Task directions —
Pull each line holding "type" out of the entries below.
>>>
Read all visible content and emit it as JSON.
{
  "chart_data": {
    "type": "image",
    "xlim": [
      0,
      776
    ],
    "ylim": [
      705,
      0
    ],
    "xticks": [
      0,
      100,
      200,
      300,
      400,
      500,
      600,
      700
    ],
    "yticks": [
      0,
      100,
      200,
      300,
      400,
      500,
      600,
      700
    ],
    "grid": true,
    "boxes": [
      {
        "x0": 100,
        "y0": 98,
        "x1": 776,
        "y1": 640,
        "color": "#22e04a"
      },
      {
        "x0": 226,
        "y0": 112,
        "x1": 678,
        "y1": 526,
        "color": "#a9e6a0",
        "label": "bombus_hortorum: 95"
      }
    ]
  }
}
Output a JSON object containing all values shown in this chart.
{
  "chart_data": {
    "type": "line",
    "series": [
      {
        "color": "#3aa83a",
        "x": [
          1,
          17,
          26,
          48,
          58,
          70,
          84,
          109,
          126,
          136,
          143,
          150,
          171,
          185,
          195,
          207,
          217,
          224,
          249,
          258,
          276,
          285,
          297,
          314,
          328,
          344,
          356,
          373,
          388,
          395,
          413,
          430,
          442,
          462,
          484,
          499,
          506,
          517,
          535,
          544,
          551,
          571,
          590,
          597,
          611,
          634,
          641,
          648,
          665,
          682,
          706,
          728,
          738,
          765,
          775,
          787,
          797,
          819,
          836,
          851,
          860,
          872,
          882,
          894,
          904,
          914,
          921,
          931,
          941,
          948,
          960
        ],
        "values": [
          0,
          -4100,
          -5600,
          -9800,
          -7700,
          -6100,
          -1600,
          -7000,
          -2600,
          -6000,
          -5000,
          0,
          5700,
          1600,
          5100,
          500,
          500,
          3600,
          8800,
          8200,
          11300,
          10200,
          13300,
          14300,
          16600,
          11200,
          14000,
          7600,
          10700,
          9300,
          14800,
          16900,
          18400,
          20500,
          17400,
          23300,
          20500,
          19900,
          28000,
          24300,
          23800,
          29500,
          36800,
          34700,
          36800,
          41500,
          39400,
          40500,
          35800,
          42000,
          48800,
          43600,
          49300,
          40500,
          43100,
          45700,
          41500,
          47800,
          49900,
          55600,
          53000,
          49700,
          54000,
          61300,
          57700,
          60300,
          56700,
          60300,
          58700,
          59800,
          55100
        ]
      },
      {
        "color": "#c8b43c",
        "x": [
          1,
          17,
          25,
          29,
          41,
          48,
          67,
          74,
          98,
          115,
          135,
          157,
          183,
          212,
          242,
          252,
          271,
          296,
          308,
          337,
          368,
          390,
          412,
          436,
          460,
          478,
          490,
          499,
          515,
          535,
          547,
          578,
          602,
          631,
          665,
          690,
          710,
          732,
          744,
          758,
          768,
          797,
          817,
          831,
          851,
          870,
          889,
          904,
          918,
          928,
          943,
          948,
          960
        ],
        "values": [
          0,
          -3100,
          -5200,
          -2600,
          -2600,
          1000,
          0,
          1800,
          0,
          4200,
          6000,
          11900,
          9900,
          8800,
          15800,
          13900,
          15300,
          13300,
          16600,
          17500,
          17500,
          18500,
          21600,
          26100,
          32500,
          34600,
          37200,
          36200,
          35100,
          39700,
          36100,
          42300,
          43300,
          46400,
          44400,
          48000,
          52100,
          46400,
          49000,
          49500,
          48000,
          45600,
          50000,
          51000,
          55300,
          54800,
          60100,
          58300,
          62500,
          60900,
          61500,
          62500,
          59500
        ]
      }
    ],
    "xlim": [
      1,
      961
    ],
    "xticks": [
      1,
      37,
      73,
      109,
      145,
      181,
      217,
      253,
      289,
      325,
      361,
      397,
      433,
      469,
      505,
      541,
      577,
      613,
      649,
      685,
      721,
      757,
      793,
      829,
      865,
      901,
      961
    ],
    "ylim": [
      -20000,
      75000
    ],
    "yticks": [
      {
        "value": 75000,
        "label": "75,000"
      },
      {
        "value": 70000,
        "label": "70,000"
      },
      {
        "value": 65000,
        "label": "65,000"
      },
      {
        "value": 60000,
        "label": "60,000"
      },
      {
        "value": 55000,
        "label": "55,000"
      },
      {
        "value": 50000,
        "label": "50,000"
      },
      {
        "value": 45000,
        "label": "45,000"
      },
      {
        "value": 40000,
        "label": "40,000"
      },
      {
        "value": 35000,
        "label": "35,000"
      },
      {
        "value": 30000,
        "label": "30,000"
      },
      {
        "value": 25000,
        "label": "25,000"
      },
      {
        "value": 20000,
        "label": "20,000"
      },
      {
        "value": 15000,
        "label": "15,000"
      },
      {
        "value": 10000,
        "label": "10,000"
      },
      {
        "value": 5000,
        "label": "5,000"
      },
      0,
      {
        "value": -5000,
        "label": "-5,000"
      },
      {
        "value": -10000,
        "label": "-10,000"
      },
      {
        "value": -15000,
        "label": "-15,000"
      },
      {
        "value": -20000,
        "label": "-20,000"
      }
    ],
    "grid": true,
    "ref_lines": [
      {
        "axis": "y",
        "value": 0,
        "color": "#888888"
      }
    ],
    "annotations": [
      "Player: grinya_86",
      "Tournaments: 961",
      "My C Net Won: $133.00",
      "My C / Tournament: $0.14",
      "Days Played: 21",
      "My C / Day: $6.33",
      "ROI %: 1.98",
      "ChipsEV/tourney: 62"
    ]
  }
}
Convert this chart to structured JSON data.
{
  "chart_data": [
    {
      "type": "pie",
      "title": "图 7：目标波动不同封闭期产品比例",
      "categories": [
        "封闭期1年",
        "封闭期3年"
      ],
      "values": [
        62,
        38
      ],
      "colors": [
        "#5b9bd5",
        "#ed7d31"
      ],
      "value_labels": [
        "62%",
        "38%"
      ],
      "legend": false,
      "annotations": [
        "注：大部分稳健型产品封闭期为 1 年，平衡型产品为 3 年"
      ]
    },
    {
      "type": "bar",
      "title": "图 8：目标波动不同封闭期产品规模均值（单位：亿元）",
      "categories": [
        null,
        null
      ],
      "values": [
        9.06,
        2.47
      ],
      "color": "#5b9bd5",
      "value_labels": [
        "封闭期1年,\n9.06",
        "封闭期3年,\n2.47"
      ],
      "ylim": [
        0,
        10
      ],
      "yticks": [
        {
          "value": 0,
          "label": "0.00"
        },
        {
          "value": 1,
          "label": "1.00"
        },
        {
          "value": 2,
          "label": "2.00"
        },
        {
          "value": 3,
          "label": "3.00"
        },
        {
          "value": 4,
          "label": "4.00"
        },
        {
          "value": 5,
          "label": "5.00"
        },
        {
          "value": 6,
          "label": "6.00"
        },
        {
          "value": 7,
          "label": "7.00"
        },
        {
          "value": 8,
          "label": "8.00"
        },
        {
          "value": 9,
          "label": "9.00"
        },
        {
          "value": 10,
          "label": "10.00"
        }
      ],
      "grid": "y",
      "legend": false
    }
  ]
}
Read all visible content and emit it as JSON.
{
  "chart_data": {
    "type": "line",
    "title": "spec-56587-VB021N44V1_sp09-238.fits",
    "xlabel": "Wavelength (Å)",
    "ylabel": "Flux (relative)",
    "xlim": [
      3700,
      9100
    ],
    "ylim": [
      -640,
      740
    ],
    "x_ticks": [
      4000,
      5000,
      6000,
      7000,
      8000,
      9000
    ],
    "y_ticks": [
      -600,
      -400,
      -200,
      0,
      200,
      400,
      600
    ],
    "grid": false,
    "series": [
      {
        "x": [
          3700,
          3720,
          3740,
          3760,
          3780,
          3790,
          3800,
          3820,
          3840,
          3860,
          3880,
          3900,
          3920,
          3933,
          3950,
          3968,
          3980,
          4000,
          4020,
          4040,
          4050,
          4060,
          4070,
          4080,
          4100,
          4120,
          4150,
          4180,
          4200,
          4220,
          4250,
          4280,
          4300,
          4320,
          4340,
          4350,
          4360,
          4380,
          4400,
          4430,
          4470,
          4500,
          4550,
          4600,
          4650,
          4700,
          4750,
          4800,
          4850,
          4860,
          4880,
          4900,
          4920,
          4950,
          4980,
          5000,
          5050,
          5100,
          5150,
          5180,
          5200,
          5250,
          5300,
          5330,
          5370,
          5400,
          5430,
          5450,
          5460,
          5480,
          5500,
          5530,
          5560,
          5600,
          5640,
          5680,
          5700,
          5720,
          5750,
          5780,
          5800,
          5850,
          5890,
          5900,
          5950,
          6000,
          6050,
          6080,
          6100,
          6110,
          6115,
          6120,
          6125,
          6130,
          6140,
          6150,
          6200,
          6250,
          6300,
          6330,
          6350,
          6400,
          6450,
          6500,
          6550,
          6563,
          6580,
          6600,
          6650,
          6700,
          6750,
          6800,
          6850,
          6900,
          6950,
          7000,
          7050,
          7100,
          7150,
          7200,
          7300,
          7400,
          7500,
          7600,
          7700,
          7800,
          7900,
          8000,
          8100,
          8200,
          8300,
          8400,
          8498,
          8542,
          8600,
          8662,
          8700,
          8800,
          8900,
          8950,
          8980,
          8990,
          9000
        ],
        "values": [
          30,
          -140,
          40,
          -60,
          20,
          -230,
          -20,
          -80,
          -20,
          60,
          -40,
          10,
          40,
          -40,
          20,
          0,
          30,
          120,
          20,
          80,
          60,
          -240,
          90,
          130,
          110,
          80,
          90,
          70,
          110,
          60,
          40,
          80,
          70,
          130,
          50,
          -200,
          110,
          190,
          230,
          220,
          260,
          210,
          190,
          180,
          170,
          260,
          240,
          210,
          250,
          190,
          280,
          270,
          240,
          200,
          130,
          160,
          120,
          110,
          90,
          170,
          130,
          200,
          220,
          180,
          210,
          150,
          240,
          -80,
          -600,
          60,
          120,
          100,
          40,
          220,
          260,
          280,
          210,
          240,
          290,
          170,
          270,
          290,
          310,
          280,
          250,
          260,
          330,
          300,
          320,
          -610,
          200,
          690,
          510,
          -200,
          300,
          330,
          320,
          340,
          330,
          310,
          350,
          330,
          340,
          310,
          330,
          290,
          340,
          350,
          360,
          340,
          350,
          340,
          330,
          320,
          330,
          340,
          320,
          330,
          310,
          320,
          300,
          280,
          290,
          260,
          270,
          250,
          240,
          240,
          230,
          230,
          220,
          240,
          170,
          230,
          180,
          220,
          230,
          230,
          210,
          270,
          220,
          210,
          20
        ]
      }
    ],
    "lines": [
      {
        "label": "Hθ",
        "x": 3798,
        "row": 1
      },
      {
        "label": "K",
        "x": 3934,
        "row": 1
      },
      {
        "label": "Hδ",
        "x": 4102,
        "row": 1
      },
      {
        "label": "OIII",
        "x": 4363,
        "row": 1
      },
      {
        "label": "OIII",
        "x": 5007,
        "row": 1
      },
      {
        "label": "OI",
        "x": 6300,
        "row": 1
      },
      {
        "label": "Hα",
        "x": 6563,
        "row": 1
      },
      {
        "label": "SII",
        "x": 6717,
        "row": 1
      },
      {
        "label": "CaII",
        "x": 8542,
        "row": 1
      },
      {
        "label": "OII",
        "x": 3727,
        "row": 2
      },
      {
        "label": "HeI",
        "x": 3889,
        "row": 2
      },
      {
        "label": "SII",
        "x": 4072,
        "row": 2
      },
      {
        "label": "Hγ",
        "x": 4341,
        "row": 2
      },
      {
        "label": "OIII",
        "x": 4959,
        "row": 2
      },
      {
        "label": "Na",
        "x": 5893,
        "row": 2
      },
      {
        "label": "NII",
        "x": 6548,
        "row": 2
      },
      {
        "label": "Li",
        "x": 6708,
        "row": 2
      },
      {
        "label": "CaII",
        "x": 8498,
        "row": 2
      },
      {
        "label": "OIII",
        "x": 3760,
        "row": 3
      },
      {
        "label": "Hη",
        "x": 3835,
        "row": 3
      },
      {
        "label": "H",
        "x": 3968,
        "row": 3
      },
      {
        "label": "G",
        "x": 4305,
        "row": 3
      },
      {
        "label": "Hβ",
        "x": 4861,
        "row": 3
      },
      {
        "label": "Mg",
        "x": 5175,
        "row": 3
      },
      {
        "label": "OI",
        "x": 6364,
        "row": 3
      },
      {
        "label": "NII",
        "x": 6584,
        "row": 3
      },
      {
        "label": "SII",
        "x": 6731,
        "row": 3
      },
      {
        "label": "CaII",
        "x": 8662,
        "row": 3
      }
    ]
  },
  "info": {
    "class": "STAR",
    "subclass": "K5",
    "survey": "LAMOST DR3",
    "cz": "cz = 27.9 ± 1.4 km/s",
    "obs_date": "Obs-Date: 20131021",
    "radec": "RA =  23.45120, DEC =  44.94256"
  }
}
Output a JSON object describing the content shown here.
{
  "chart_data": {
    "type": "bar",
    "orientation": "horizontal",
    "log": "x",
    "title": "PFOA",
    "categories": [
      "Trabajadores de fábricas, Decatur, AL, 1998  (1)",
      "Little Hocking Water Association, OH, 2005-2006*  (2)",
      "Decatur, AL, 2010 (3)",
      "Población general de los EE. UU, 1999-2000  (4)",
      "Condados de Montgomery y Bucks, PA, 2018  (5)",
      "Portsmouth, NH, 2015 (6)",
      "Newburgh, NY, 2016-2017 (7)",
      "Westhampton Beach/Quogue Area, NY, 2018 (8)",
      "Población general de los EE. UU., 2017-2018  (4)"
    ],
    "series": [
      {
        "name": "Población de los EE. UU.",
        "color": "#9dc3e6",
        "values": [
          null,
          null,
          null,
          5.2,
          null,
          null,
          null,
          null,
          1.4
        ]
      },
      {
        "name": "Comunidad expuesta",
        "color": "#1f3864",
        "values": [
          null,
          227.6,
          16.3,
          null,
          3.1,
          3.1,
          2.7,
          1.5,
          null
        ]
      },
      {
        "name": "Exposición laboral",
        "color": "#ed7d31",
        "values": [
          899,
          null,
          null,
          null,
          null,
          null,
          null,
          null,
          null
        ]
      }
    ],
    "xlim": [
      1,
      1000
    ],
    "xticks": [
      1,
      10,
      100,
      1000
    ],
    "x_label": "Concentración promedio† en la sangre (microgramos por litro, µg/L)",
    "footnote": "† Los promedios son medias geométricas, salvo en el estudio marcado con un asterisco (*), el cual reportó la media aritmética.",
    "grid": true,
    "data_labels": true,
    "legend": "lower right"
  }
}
<<<
The completed task —
    "type": "image",
    "type": "line",
      "type": "pie",
      "type": "bar",
    "type": "line",
    "type": "bar",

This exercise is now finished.